» Records for this task
BEGIN

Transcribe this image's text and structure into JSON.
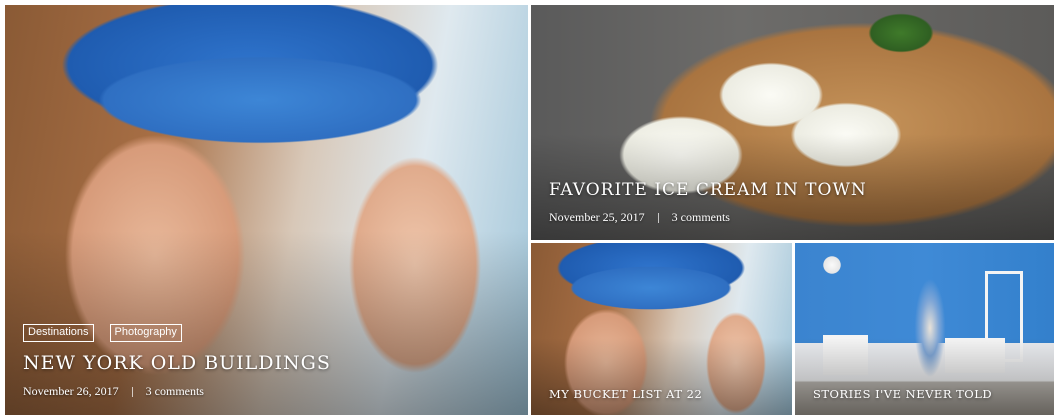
{
  "posts": [
    {
      "tags": [
        "Destinations",
        "Photography"
      ],
      "title": "NEW YORK OLD BUILDINGS",
      "date": "November 26, 2017",
      "comments": "3 comments"
    },
    {
      "title": "FAVORITE ICE CREAM IN TOWN",
      "date": "November 25, 2017",
      "comments": "3 comments"
    },
    {
      "title": "MY BUCKET LIST AT 22"
    },
    {
      "title": "STORIES I'VE NEVER TOLD"
    }
  ],
  "colors": {
    "text": "#ffffff",
    "background": "#ffffff",
    "hat_blue": "#2f74cc",
    "wall_blue": "#3b84cf"
  }
}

END

» Objective
Only lines with the word "title" are wanted, so copy each one from the records.

» Response for this exercise
      "title": "NEW YORK OLD BUILDINGS",
      "title": "FAVORITE ICE CREAM IN TOWN",
      "title": "MY BUCKET LIST AT 22"
      "title": "STORIES I'VE NEVER TOLD"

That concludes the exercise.